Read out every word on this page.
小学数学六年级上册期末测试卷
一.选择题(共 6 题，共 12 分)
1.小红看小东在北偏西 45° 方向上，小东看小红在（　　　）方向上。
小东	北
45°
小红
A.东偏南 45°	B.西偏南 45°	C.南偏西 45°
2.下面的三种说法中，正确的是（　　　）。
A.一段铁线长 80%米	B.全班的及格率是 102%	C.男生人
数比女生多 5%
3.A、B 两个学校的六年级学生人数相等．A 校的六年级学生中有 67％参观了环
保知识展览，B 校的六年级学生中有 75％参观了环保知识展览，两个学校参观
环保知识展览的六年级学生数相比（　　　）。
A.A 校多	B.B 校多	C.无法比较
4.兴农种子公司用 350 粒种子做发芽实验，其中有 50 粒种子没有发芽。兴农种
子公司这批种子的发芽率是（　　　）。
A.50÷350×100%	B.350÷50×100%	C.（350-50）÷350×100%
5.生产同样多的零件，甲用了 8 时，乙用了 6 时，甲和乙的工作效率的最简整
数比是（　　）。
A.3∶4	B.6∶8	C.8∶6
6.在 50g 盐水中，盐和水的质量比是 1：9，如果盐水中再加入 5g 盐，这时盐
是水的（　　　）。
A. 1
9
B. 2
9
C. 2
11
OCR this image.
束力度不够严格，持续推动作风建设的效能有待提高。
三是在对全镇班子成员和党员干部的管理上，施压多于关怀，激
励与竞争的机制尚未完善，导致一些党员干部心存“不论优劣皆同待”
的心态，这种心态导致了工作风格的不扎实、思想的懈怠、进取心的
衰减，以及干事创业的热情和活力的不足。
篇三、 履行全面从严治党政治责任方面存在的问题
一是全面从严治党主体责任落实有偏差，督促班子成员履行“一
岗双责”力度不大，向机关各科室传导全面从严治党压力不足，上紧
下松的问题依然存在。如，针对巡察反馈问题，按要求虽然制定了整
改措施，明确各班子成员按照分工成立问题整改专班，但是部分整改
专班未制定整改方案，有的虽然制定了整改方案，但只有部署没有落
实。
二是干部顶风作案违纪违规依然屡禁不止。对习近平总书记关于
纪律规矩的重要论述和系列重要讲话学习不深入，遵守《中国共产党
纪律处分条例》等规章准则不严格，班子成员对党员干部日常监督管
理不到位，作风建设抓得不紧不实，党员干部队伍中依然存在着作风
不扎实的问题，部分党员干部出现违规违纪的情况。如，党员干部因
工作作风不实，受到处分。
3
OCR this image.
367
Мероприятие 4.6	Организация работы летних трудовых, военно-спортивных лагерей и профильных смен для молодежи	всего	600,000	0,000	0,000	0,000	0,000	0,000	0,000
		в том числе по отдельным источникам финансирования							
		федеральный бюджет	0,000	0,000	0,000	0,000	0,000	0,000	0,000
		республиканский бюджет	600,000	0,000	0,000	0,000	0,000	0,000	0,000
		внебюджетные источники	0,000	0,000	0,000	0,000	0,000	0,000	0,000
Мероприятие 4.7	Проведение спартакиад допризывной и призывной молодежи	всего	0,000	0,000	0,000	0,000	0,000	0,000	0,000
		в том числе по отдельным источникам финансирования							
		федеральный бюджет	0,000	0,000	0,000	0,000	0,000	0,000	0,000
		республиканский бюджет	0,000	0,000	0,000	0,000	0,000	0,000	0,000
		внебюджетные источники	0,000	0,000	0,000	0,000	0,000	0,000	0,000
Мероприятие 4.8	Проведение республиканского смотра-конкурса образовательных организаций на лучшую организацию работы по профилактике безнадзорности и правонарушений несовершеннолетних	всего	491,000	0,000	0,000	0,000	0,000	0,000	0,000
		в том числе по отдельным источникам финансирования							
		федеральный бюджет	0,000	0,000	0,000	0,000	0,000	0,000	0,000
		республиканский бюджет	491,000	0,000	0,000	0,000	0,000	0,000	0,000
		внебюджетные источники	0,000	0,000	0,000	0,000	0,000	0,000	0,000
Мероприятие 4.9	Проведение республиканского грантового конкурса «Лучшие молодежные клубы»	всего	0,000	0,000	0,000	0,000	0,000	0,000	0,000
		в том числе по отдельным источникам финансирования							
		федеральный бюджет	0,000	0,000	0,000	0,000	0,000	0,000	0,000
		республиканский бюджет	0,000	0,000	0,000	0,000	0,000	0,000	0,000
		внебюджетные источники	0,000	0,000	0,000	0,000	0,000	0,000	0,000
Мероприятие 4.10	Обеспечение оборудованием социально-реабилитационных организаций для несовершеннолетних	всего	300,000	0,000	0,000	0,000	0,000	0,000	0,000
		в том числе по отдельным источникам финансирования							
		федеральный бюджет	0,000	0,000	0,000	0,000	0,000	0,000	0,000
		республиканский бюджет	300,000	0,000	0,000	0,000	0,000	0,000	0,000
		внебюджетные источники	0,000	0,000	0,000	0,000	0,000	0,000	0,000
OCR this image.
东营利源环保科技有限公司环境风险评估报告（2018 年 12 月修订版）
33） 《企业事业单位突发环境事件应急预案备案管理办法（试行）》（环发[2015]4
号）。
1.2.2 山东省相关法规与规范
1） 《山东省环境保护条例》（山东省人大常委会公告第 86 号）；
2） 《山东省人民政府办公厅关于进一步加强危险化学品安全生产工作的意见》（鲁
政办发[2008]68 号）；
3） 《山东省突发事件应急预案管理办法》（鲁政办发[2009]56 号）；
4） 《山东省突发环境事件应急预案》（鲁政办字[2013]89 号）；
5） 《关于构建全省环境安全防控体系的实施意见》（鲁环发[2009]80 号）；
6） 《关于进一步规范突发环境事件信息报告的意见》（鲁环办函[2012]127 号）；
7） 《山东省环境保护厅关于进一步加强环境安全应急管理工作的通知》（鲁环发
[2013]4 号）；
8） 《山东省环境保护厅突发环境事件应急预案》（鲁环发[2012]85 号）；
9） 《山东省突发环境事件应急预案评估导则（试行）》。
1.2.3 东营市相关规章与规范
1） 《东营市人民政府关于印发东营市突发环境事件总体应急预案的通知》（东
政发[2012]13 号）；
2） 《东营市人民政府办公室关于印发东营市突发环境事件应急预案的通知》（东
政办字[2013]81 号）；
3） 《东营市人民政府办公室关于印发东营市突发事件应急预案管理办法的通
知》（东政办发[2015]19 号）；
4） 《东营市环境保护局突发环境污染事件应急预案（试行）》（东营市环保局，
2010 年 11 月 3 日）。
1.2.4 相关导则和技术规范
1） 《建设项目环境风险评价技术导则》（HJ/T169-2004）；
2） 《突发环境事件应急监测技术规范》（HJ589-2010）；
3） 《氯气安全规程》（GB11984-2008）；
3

···

Every line containing the string "校的六年级学生中有" must be listed.

Complete output ->
3.A、B 两个学校的六年级学生人数相等．A 校的六年级学生中有 67％参观了环
保知识展览，B 校的六年级学生中有 75％参观了环保知识展览，两个学校参观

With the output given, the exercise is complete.